### [Objective]
The records below must be duplicated exactly, character for character.
__________________________________________________
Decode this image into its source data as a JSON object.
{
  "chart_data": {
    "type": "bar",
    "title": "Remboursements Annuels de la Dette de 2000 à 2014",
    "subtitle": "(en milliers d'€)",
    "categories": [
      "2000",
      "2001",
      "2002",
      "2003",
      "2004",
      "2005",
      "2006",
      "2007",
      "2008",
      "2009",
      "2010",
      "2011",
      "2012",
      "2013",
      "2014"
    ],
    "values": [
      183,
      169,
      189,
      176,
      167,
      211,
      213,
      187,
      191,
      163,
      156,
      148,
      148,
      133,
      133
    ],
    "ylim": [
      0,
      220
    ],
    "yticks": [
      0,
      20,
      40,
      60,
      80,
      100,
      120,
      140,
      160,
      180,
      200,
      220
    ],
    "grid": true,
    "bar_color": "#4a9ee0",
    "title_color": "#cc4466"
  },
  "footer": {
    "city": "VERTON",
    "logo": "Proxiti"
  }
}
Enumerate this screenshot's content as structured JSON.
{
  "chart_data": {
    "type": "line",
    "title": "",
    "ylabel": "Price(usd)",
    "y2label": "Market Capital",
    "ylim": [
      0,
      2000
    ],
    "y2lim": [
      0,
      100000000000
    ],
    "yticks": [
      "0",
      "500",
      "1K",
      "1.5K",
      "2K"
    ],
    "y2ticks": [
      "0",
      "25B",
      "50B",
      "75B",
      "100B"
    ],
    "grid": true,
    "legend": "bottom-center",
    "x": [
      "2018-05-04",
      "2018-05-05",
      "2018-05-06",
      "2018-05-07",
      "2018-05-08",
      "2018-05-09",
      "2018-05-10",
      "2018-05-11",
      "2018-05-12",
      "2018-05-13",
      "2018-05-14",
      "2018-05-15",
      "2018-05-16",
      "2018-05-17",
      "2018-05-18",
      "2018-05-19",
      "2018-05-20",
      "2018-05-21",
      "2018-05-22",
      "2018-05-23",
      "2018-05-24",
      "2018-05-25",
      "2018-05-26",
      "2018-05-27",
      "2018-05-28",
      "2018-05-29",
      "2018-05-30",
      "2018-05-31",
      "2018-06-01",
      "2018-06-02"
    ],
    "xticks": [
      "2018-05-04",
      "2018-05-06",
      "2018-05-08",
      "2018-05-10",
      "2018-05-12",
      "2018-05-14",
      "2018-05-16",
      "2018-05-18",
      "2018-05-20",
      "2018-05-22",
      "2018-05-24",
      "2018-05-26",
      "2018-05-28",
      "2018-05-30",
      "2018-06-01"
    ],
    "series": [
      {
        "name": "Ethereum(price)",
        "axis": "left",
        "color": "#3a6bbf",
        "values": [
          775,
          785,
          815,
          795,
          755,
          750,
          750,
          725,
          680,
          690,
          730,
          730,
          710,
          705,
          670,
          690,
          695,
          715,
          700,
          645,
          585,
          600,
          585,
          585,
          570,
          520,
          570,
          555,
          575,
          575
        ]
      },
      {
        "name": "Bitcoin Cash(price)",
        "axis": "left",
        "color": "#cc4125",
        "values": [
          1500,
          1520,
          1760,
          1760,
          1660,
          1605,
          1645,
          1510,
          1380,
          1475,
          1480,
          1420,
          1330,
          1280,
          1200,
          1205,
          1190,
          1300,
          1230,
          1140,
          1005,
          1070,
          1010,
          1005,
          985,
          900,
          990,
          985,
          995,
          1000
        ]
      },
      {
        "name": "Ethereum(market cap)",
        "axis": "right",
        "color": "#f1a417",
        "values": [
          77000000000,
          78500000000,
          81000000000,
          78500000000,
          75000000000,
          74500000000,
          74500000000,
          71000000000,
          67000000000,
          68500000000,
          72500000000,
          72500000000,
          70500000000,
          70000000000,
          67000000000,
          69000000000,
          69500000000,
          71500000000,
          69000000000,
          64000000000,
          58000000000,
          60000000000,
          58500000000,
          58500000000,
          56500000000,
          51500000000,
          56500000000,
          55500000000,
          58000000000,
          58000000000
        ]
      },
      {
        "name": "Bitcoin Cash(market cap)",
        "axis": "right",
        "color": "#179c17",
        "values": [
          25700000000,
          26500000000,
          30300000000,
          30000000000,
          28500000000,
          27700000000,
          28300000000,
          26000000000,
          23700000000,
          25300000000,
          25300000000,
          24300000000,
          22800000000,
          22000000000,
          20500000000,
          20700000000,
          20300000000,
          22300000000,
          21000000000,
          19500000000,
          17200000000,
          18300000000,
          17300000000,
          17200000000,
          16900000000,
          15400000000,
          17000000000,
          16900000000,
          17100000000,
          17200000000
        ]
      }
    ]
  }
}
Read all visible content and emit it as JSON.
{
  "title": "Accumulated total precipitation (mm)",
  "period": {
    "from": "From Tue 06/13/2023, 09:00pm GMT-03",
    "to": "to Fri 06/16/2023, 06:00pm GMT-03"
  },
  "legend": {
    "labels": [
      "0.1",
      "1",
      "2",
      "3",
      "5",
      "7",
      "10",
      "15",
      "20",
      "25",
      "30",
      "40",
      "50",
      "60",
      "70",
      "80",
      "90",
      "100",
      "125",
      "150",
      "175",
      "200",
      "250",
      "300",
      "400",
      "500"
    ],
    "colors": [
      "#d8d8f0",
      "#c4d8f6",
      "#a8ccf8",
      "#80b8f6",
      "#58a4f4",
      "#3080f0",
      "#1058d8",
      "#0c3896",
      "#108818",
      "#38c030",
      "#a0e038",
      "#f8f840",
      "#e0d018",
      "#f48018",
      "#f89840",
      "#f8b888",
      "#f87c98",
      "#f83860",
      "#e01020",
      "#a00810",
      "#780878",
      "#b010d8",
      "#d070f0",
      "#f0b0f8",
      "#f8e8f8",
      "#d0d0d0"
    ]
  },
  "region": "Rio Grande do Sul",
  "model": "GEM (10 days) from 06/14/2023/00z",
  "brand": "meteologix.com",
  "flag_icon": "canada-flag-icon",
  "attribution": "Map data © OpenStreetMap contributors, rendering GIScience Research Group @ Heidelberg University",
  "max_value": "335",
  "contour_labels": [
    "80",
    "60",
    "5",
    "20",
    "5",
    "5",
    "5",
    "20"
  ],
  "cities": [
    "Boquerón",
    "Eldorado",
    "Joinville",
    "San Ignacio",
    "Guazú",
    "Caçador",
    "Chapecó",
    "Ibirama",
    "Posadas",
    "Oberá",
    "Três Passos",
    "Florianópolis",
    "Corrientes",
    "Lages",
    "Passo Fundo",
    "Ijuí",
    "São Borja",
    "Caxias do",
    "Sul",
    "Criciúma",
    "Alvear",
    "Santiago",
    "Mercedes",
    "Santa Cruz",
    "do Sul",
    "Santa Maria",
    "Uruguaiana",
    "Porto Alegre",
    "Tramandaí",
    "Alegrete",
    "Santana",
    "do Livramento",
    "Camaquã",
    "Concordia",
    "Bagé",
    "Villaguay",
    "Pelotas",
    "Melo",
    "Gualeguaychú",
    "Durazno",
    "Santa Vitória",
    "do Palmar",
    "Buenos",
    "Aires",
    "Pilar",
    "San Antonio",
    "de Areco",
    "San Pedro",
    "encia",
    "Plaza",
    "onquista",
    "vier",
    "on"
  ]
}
__________________________________________________
### [Solution to this task]
Decode this image into its source data as a JSON object.
{
  "chart_data": {
    "type": "bar",
    "title": "Remboursements Annuels de la Dette de 2000 à 2014",
    "subtitle": "(en milliers d'€)",
    "categories": [
      "2000",
      "2001",
      "2002",
      "2003",
      "2004",
      "2005",
      "2006",
      "2007",
      "2008",
      "2009",
      "2010",
      "2011",
      "2012",
      "2013",
      "2014"
    ],
    "values": [
      183,
      169,
      189,
      176,
      167,
      211,
      213,
      187,
      191,
      163,
      156,
      148,
      148,
      133,
      133
    ],
    "ylim": [
      0,
      220
    ],
    "yticks": [
      0,
      20,
      40,
      60,
      80,
      100,
      120,
      140,
      160,
      180,
      200,
      220
    ],
    "grid": true,
    "bar_color": "#4a9ee0",
    "title_color": "#cc4466"
  },
  "footer": {
    "city": "VERTON",
    "logo": "Proxiti"
  }
}
Enumerate this screenshot's content as structured JSON.
{
  "chart_data": {
    "type": "line",
    "title": "",
    "ylabel": "Price(usd)",
    "y2label": "Market Capital",
    "ylim": [
      0,
      2000
    ],
    "y2lim": [
      0,
      100000000000
    ],
    "yticks": [
      "0",
      "500",
      "1K",
      "1.5K",
      "2K"
    ],
    "y2ticks": [
      "0",
      "25B",
      "50B",
      "75B",
      "100B"
    ],
    "grid": true,
    "legend": "bottom-center",
    "x": [
      "2018-05-04",
      "2018-05-05",
      "2018-05-06",
      "2018-05-07",
      "2018-05-08",
      "2018-05-09",
      "2018-05-10",
      "2018-05-11",
      "2018-05-12",
      "2018-05-13",
      "2018-05-14",
      "2018-05-15",
      "2018-05-16",
      "2018-05-17",
      "2018-05-18",
      "2018-05-19",
      "2018-05-20",
      "2018-05-21",
      "2018-05-22",
      "2018-05-23",
      "2018-05-24",
      "2018-05-25",
      "2018-05-26",
      "2018-05-27",
      "2018-05-28",
      "2018-05-29",
      "2018-05-30",
      "2018-05-31",
      "2018-06-01",
      "2018-06-02"
    ],
    "xticks": [
      "2018-05-04",
      "2018-05-06",
      "2018-05-08",
      "2018-05-10",
      "2018-05-12",
      "2018-05-14",
      "2018-05-16",
      "2018-05-18",
      "2018-05-20",
      "2018-05-22",
      "2018-05-24",
      "2018-05-26",
      "2018-05-28",
      "2018-05-30",
      "2018-06-01"
    ],
    "series": [
      {
        "name": "Ethereum(price)",
        "axis": "left",
        "color": "#3a6bbf",
        "values": [
          775,
          785,
          815,
          795,
          755,
          750,
          750,
          725,
          680,
          690,
          730,
          730,
          710,
          705,
          670,
          690,
          695,
          715,
          700,
          645,
          585,
          600,
          585,
          585,
          570,
          520,
          570,
          555,
          575,
          575
        ]
      },
      {
        "name": "Bitcoin Cash(price)",
        "axis": "left",
        "color": "#cc4125",
        "values": [
          1500,
          1520,
          1760,
          1760,
          1660,
          1605,
          1645,
          1510,
          1380,
          1475,
          1480,
          1420,
          1330,
          1280,
          1200,
          1205,
          1190,
          1300,
          1230,
          1140,
          1005,
          1070,
          1010,
          1005,
          985,
          900,
          990,
          985,
          995,
          1000
        ]
      },
      {
        "name": "Ethereum(market cap)",
        "axis": "right",
        "color": "#f1a417",
        "values": [
          77000000000,
          78500000000,
          81000000000,
          78500000000,
          75000000000,
          74500000000,
          74500000000,
          71000000000,
          67000000000,
          68500000000,
          72500000000,
          72500000000,
          70500000000,
          70000000000,
          67000000000,
          69000000000,
          69500000000,
          71500000000,
          69000000000,
          64000000000,
          58000000000,
          60000000000,
          58500000000,
          58500000000,
          56500000000,
          51500000000,
          56500000000,
          55500000000,
          58000000000,
          58000000000
        ]
      },
      {
        "name": "Bitcoin Cash(market cap)",
        "axis": "right",
        "color": "#179c17",
        "values": [
          25700000000,
          26500000000,
          30300000000,
          30000000000,
          28500000000,
          27700000000,
          28300000000,
          26000000000,
          23700000000,
          25300000000,
          25300000000,
          24300000000,
          22800000000,
          22000000000,
          20500000000,
          20700000000,
          20300000000,
          22300000000,
          21000000000,
          19500000000,
          17200000000,
          18300000000,
          17300000000,
          17200000000,
          16900000000,
          15400000000,
          17000000000,
          16900000000,
          17100000000,
          17200000000
        ]
      }
    ]
  }
}
Read all visible content and emit it as JSON.
{
  "title": "Accumulated total precipitation (mm)",
  "period": {
    "from": "From Tue 06/13/2023, 09:00pm GMT-03",
    "to": "to Fri 06/16/2023, 06:00pm GMT-03"
  },
  "legend": {
    "labels": [
      "0.1",
      "1",
      "2",
      "3",
      "5",
      "7",
      "10",
      "15",
      "20",
      "25",
      "30",
      "40",
      "50",
      "60",
      "70",
      "80",
      "90",
      "100",
      "125",
      "150",
      "175",
      "200",
      "250",
      "300",
      "400",
      "500"
    ],
    "colors": [
      "#d8d8f0",
      "#c4d8f6",
      "#a8ccf8",
      "#80b8f6",
      "#58a4f4",
      "#3080f0",
      "#1058d8",
      "#0c3896",
      "#108818",
      "#38c030",
      "#a0e038",
      "#f8f840",
      "#e0d018",
      "#f48018",
      "#f89840",
      "#f8b888",
      "#f87c98",
      "#f83860",
      "#e01020",
      "#a00810",
      "#780878",
      "#b010d8",
      "#d070f0",
      "#f0b0f8",
      "#f8e8f8",
      "#d0d0d0"
    ]
  },
  "region": "Rio Grande do Sul",
  "model": "GEM (10 days) from 06/14/2023/00z",
  "brand": "meteologix.com",
  "flag_icon": "canada-flag-icon",
  "attribution": "Map data © OpenStreetMap contributors, rendering GIScience Research Group @ Heidelberg University",
  "max_value": "335",
  "contour_labels": [
    "80",
    "60",
    "5",
    "20",
    "5",
    "5",
    "5",
    "20"
  ],
  "cities": [
    "Boquerón",
    "Eldorado",
    "Joinville",
    "San Ignacio",
    "Guazú",
    "Caçador",
    "Chapecó",
    "Ibirama",
    "Posadas",
    "Oberá",
    "Três Passos",
    "Florianópolis",
    "Corrientes",
    "Lages",
    "Passo Fundo",
    "Ijuí",
    "São Borja",
    "Caxias do",
    "Sul",
    "Criciúma",
    "Alvear",
    "Santiago",
    "Mercedes",
    "Santa Cruz",
    "do Sul",
    "Santa Maria",
    "Uruguaiana",
    "Porto Alegre",
    "Tramandaí",
    "Alegrete",
    "Santana",
    "do Livramento",
    "Camaquã",
    "Concordia",
    "Bagé",
    "Villaguay",
    "Pelotas",
    "Melo",
    "Gualeguaychú",
    "Durazno",
    "Santa Vitória",
    "do Palmar",
    "Buenos",
    "Aires",
    "Pilar",
    "San Antonio",
    "de Areco",
    "San Pedro",
    "encia",
    "Plaza",
    "onquista",
    "vier",
    "on"
  ]
}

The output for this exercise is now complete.